[Figure dataset records]
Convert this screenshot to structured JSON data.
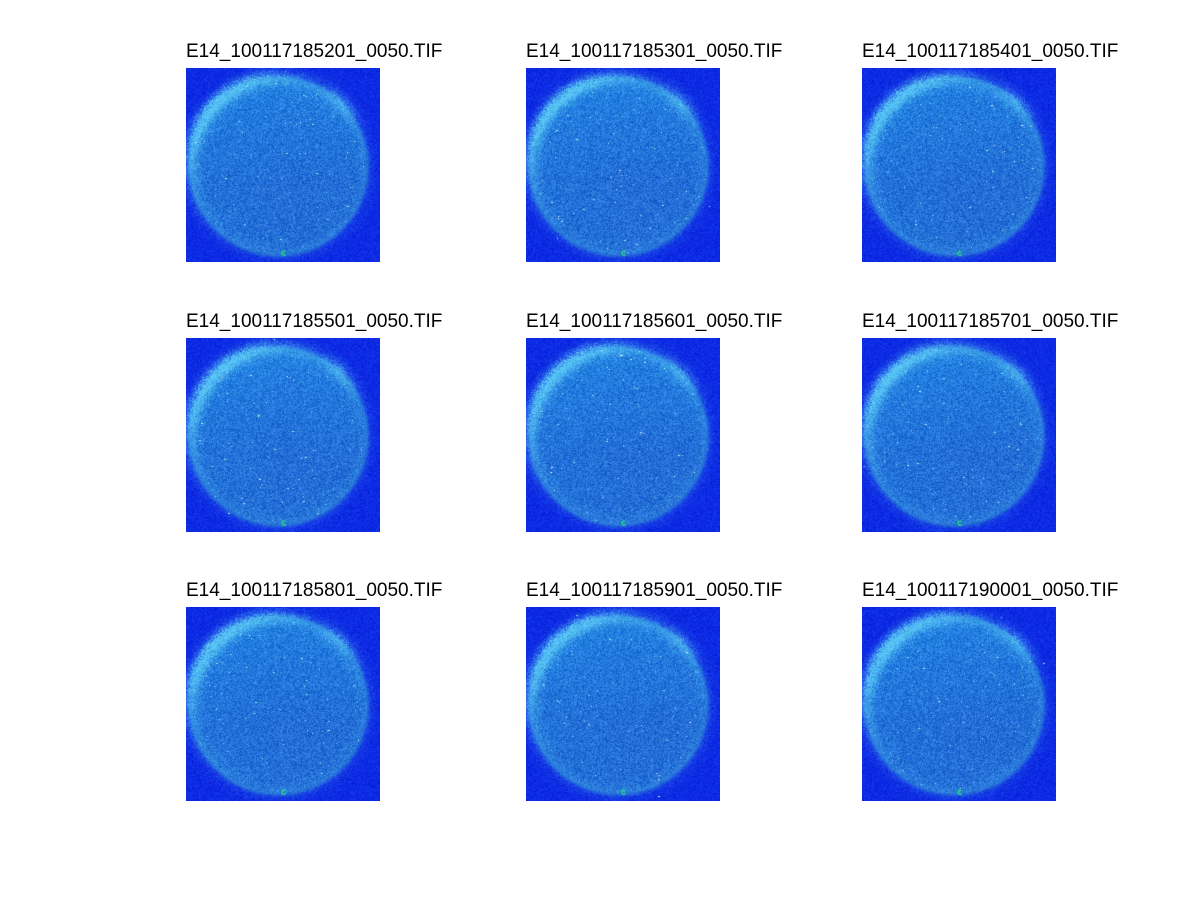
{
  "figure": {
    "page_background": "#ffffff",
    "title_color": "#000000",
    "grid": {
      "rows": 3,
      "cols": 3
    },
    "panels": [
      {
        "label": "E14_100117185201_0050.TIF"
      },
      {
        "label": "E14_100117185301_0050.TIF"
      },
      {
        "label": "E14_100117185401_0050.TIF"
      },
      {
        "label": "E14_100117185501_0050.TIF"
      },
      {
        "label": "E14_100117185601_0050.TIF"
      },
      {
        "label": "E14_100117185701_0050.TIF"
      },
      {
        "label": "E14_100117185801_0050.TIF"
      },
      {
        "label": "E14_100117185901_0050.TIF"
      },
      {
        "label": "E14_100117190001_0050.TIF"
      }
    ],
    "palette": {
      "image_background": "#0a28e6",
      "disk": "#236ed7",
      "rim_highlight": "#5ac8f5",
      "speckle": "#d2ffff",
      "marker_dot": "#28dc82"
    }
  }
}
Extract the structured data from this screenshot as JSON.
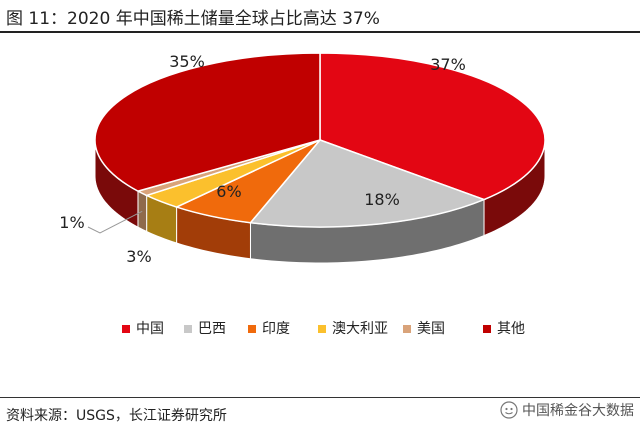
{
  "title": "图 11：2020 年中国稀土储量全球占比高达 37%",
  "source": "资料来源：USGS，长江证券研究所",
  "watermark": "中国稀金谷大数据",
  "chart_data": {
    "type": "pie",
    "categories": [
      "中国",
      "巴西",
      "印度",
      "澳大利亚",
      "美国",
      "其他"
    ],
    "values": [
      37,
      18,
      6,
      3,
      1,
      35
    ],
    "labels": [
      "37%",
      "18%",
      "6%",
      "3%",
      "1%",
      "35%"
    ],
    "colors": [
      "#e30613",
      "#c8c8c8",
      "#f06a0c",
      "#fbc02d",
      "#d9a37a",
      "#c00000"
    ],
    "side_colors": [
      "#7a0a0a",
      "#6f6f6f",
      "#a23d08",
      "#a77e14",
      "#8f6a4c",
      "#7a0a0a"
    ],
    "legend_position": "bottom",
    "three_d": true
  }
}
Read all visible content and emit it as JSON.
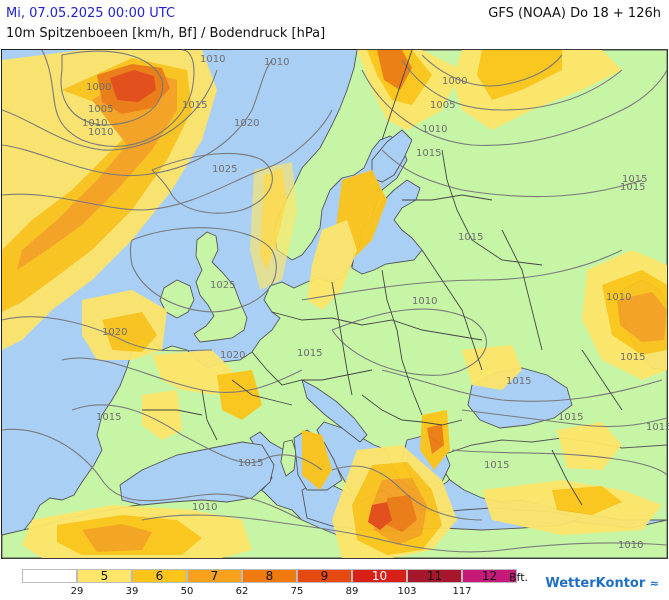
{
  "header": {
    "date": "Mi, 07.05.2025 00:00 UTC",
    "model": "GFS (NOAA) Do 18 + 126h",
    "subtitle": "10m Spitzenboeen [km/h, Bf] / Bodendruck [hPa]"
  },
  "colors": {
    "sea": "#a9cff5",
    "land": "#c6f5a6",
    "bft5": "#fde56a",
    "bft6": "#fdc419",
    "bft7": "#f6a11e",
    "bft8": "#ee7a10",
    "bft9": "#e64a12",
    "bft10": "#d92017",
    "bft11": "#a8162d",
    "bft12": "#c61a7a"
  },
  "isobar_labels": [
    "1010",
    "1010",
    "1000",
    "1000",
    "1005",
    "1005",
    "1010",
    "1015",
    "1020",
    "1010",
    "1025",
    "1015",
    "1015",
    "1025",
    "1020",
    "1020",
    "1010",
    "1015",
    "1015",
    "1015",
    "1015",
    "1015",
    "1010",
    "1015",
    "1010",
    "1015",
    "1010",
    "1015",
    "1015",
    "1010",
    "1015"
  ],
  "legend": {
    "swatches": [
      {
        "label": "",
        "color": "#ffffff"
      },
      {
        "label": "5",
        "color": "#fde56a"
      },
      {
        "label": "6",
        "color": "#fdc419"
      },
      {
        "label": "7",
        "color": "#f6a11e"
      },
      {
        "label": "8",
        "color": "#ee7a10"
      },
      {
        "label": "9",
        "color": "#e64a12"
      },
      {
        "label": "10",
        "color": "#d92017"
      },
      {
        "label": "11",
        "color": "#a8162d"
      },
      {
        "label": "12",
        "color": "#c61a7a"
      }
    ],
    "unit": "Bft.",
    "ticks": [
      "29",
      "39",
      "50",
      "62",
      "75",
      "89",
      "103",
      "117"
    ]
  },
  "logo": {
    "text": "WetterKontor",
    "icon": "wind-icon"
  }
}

# EXERCISE DIRECTIONS
Working from the material above, transcribe it exactly while omitting pictures.

# THE SOLUTION
Convert this screenshot to structured JSON data.
{
  "figure": {
    "page_background": "#ffffff",
    "title_color": "#000000",
    "grid": {
      "rows": 3,
      "cols": 3
    },
    "panels": [
      {
        "label": "E14_100117185201_0050.TIF"
      },
      {
        "label": "E14_100117185301_0050.TIF"
      },
      {
        "label": "E14_100117185401_0050.TIF"
      },
      {
        "label": "E14_100117185501_0050.TIF"
      },
      {
        "label": "E14_100117185601_0050.TIF"
      },
      {
        "label": "E14_100117185701_0050.TIF"
      },
      {
        "label": "E14_100117185801_0050.TIF"
      },
      {
        "label": "E14_100117185901_0050.TIF"
      },
      {
        "label": "E14_100117190001_0050.TIF"
      }
    ],
    "palette": {
      "image_background": "#0a28e6",
      "disk": "#236ed7",
      "rim_highlight": "#5ac8f5",
      "speckle": "#d2ffff",
      "marker_dot": "#28dc82"
    }
  }
}
Extract the structured data from this screenshot as JSON.
{
  "title": "图 11：2020 年中国稀土储量全球占比高达 37%",
  "source": "资料来源：USGS，长江证券研究所",
  "watermark": "中国稀金谷大数据",
  "chart_data": {
    "type": "pie",
    "categories": [
      "中国",
      "巴西",
      "印度",
      "澳大利亚",
      "美国",
      "其他"
    ],
    "values": [
      37,
      18,
      6,
      3,
      1,
      35
    ],
    "labels": [
      "37%",
      "18%",
      "6%",
      "3%",
      "1%",
      "35%"
    ],
    "colors": [
      "#e30613",
      "#c8c8c8",
      "#f06a0c",
      "#fbc02d",
      "#d9a37a",
      "#c00000"
    ],
    "side_colors": [
      "#7a0a0a",
      "#6f6f6f",
      "#a23d08",
      "#a77e14",
      "#8f6a4c",
      "#7a0a0a"
    ],
    "legend_position": "bottom",
    "three_d": true
  }
}
Read all visible content and emit it as JSON.
{
  "header": {
    "date": "Mi, 07.05.2025 00:00 UTC",
    "model": "GFS (NOAA) Do 18 + 126h",
    "subtitle": "10m Spitzenboeen [km/h, Bf] / Bodendruck [hPa]"
  },
  "colors": {
    "sea": "#a9cff5",
    "land": "#c6f5a6",
    "bft5": "#fde56a",
    "bft6": "#fdc419",
    "bft7": "#f6a11e",
    "bft8": "#ee7a10",
    "bft9": "#e64a12",
    "bft10": "#d92017",
    "bft11": "#a8162d",
    "bft12": "#c61a7a"
  },
  "isobar_labels": [
    "1010",
    "1010",
    "1000",
    "1000",
    "1005",
    "1005",
    "1010",
    "1015",
    "1020",
    "1010",
    "1025",
    "1015",
    "1015",
    "1025",
    "1020",
    "1020",
    "1010",
    "1015",
    "1015",
    "1015",
    "1015",
    "1015",
    "1010",
    "1015",
    "1010",
    "1015",
    "1010",
    "1015",
    "1015",
    "1010",
    "1015"
  ],
  "legend": {
    "swatches": [
      {
        "label": "",
        "color": "#ffffff"
      },
      {
        "label": "5",
        "color": "#fde56a"
      },
      {
        "label": "6",
        "color": "#fdc419"
      },
      {
        "label": "7",
        "color": "#f6a11e"
      },
      {
        "label": "8",
        "color": "#ee7a10"
      },
      {
        "label": "9",
        "color": "#e64a12"
      },
      {
        "label": "10",
        "color": "#d92017"
      },
      {
        "label": "11",
        "color": "#a8162d"
      },
      {
        "label": "12",
        "color": "#c61a7a"
      }
    ],
    "unit": "Bft.",
    "ticks": [
      "29",
      "39",
      "50",
      "62",
      "75",
      "89",
      "103",
      "117"
    ]
  },
  "logo": {
    "text": "WetterKontor",
    "icon": "wind-icon"
  }
}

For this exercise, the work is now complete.